Search the data below for the string "peak". Extract every line that contains it.

═════ Task inputs ═════

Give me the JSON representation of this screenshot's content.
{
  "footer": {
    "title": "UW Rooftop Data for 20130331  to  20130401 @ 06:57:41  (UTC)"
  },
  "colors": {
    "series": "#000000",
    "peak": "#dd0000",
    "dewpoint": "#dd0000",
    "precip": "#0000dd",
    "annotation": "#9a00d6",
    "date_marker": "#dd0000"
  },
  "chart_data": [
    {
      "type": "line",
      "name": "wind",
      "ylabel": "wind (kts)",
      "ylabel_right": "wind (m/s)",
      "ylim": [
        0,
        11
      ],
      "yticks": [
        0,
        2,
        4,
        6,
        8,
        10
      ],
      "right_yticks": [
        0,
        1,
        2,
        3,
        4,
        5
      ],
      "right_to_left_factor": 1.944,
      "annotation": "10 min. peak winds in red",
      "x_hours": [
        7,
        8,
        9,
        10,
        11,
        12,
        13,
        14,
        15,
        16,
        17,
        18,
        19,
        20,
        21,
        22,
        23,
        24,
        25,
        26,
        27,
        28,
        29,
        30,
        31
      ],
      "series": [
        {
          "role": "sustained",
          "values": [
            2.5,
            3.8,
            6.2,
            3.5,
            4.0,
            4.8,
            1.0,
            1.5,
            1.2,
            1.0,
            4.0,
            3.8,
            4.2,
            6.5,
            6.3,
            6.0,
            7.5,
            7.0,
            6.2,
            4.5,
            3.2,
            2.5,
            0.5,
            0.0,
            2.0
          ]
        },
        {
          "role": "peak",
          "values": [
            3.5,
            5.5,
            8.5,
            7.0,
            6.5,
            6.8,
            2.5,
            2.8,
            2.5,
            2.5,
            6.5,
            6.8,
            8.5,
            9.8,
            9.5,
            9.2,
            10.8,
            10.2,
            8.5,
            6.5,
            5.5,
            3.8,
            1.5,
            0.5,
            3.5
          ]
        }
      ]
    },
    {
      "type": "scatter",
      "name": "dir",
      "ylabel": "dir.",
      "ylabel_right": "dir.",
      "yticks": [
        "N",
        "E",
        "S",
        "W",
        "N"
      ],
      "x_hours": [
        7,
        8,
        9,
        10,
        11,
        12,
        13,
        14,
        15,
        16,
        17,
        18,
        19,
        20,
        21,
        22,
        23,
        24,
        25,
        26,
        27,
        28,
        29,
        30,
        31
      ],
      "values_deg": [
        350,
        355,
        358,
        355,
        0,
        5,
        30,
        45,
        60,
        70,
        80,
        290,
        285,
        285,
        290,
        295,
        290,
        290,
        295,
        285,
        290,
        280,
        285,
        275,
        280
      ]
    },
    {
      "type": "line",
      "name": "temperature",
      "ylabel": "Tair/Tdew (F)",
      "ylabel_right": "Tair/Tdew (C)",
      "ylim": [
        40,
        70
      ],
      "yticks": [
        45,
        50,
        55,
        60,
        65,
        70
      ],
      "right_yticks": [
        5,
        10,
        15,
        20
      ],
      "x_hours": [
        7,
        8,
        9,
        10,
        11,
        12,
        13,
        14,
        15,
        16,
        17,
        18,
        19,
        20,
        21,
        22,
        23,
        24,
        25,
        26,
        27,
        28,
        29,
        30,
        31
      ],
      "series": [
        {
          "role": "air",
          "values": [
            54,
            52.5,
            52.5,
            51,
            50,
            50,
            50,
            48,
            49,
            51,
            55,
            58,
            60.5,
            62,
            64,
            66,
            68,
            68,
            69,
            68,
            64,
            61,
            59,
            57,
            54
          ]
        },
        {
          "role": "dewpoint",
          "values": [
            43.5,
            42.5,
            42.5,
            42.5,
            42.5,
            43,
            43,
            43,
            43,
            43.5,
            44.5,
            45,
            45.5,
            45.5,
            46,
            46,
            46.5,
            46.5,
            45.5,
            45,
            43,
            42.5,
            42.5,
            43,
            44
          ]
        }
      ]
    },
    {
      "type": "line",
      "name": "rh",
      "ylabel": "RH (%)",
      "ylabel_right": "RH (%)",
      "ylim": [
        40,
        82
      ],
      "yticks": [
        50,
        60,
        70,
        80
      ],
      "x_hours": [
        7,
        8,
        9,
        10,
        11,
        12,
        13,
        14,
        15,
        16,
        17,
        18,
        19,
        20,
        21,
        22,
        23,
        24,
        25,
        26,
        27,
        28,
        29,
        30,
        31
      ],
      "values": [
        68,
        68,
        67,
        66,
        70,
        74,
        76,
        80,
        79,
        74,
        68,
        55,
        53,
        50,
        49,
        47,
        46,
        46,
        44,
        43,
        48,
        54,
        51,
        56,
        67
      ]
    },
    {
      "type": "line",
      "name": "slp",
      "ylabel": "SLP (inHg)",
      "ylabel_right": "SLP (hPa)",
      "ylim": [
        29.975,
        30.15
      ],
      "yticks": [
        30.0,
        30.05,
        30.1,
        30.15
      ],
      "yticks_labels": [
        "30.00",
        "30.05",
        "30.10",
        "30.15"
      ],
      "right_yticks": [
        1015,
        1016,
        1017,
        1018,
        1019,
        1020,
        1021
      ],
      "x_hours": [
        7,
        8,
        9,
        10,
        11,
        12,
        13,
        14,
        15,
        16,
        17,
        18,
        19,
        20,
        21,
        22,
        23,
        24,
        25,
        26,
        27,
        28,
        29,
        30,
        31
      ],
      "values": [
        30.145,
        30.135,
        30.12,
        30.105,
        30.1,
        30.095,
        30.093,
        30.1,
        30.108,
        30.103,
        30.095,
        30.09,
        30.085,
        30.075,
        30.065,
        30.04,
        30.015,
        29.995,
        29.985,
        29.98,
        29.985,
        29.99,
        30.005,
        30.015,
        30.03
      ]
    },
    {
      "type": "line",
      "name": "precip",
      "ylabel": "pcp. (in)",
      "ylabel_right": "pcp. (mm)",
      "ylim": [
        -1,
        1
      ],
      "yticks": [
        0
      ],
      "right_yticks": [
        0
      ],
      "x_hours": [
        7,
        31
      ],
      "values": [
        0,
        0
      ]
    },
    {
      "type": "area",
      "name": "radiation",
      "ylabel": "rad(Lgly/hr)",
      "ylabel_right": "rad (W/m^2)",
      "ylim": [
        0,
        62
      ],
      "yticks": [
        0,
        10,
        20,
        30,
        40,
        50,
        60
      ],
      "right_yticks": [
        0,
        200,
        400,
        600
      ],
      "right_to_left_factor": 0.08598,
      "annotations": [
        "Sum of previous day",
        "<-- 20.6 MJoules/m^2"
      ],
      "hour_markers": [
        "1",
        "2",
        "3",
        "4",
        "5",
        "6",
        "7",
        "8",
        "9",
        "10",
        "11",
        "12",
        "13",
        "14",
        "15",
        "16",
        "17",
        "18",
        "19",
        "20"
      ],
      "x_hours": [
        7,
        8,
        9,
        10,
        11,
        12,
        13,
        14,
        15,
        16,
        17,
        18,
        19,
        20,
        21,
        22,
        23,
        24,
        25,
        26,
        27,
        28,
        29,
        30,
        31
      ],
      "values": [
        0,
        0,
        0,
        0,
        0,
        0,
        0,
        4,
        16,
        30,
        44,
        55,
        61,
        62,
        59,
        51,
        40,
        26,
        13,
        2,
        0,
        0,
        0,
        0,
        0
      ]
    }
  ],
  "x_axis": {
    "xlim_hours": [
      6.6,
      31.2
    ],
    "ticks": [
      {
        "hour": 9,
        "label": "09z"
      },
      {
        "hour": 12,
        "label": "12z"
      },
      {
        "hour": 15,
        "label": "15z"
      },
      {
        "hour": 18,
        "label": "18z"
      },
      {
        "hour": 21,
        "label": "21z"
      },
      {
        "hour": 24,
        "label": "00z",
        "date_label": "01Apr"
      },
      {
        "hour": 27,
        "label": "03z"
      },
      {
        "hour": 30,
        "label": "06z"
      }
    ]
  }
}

═════

* **Response to the task**:
    "peak": "#dd0000",
      "annotation": "10 min. peak winds in red",
          "role": "peak",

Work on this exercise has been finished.